**DOKUMENTTEXT**
Essen: Karstadt-Finanzchef geht mit sofortiger Wirkung

Essen : Karstadt-Finanzchef geht mit sofortiger Wirkung

Auch zwei Jahre nach der Rettung durch den deutsch-amerikanischen Investor Nicolas Berggruen kommt der Kaufhaus-Konzern Karstadt nicht zur Ruhe. Der bisherige Finanzvorstand Harald Fraszczak ist mit sofortiger Wirkung von seinem Amt zurückgetreten. Noch in diesem Jahr wolle Karstadt einen Nachfolger präsentieren, heißt es.

In einer Mitteilung des Konzerns ist von einem Abschied "aus persönlichen Gründen" und einer Trennung "in freundschaftlichem Einvernehmen" die Rede. Allein diese Formulierung lässt indes den Schluss zu, dass es bei Fraszczaks Demission doch nicht ganz so freundschaftlich zugegangen ist. Nach Informationen aus dem Umfeld des Unternehmens soll es deutliche Differenzen zwischen dem Finanzchef und dem Vorstandsvorsitzenden Andrew Jennings gegeben haben. Dabei sei es auch um die Fortschritte bei der Sanierung des Essener Warenhausunternehmens gegangen. Angeblich ging Jennings der erforderliche Personalabbau nicht zügig genug vonstatten. Dafür gibt es allerdings auch keine Bestätigung. Die von Karstadt angebotene Vorruhestandsregelung, die für Mitarbeiter ab dem 58. Lebensjahr gelten soll, wird angeblich gut angenommen.

**BEREITGESTELLTES MATERIAL**

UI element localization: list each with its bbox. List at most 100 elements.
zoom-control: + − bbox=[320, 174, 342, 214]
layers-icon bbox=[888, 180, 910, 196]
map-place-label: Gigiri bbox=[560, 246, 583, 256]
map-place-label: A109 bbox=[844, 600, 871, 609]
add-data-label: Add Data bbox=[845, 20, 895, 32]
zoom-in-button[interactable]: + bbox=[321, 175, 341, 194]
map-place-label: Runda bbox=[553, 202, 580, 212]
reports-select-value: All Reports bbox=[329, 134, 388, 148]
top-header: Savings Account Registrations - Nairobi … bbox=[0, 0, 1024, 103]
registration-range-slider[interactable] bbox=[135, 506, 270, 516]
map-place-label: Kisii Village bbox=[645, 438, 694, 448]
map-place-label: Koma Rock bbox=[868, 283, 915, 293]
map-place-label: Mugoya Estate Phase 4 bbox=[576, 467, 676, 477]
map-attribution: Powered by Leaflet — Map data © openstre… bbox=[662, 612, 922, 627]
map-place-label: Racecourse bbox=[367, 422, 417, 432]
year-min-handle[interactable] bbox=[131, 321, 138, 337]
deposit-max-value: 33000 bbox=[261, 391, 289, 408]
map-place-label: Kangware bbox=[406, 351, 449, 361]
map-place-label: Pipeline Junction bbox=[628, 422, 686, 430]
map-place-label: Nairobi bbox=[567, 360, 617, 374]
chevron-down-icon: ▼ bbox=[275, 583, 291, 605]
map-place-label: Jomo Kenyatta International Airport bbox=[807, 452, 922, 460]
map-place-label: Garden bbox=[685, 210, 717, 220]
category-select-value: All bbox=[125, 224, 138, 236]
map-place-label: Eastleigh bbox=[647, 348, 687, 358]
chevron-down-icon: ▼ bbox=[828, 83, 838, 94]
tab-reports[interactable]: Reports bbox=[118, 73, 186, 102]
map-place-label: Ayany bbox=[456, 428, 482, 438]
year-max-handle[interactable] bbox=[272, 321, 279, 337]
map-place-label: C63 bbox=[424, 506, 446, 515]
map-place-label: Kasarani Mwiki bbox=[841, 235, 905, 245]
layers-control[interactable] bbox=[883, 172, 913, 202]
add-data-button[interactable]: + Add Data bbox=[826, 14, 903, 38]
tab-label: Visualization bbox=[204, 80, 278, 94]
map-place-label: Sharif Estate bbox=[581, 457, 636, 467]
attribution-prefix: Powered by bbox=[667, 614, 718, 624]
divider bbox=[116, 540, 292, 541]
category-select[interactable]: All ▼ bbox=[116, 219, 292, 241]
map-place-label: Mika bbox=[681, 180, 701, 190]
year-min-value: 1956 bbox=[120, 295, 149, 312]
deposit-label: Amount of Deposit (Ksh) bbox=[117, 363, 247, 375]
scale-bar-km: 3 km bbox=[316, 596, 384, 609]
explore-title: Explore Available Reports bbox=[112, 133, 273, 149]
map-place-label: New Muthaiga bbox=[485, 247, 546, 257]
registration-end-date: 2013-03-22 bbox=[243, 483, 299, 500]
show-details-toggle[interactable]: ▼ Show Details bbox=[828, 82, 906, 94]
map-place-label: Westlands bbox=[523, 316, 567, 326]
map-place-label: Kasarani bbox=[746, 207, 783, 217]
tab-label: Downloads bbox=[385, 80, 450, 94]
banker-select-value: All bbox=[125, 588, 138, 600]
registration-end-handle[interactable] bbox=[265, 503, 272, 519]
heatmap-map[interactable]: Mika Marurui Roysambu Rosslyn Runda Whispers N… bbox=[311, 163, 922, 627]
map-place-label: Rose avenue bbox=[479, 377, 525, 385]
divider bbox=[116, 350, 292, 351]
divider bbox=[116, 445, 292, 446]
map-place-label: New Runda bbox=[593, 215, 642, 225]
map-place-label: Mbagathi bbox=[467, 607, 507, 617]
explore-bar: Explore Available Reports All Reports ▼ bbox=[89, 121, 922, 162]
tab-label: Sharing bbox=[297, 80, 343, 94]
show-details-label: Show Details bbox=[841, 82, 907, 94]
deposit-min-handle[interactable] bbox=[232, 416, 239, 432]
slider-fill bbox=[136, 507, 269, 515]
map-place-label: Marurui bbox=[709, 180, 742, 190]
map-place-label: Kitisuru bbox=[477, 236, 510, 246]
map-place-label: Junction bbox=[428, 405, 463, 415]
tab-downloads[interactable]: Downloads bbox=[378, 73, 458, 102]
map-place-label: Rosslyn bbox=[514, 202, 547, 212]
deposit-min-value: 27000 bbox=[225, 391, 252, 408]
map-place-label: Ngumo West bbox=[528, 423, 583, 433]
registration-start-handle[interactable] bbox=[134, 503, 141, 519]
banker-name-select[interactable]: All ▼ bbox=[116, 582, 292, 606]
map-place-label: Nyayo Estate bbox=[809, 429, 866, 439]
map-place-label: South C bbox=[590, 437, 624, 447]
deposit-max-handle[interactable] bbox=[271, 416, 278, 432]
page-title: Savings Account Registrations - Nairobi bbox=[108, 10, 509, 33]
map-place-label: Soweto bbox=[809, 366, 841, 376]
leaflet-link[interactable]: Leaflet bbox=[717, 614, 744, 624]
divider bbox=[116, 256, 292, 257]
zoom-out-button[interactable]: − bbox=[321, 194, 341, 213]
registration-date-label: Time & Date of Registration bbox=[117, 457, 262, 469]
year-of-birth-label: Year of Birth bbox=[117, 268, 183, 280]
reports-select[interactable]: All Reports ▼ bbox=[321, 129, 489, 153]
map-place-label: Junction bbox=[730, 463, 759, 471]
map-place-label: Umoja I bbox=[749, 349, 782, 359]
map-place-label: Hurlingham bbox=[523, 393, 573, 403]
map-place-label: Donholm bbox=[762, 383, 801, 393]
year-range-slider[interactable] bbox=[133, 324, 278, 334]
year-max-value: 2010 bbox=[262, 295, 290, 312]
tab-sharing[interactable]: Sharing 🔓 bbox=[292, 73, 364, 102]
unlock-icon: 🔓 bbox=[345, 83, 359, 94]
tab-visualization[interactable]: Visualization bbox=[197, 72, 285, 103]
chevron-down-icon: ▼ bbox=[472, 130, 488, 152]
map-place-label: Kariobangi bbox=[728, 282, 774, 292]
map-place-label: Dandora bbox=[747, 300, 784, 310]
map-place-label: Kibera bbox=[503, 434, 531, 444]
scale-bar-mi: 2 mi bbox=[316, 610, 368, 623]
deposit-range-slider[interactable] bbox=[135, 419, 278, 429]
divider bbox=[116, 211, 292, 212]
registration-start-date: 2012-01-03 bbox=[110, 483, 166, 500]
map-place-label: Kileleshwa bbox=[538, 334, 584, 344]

**AUFGABENSTELLUNG**
A. Schreiben Sie aus dem Artikel über den Rücktritt des Karstadt-Finanzchefs die Passage von „Auch zwei Jahre“ bis „präsentieren, heißt es.“ wortgetreu ab.
B. Führen Sie den Artikel über den Rücktritt des Karstadt-Finanzchefs im Anschluss an seinen letzten Satz weiter.

**LÖSUNGEN**
A.
Auch zwei Jahre nach der Rettung durch den deutsch-amerikanischen Investor Nicolas Berggruen kommt der Kaufhaus-Konzern Karstadt nicht zur Ruhe. Der bisherige Finanzvorstand Harald Fraszczak ist mit sofortiger Wirkung von seinem Amt zurückgetreten. Noch in diesem Jahr wolle Karstadt einen Nachfolger präsentieren, heißt es.

B.
Vor ein paar Monaten hatte Karstadt den Abbau von etwa 2000 Arbeitsplätzen bis zum Jahr 2014 angekündigt. Der Stellenabbau sollte sozialverträglich erfolgen, Kündigungen sollten möglichst vermieden werden. "So schmerzhaft diese Maßnahmen für die betroffenen Mitarbeiter sind, so notwendig sind sie", hatte Jennings damals erklärt. Der neuerliche Sparkurs ist notwendig geworden, nachdem der 2009 geschlossene Sanierungstarifvertrag Ende August ausgelaufen ist. Das bedeutet, dass Karstadt zum Flächentarif zurückgekehrt ist, und dies kostet das Unternehmen nach früheren Angaben rund 50 Millionen Euro zusätzlich pro Jahr – viel Ballast für die krisengeschüttelte Warenhausgruppe.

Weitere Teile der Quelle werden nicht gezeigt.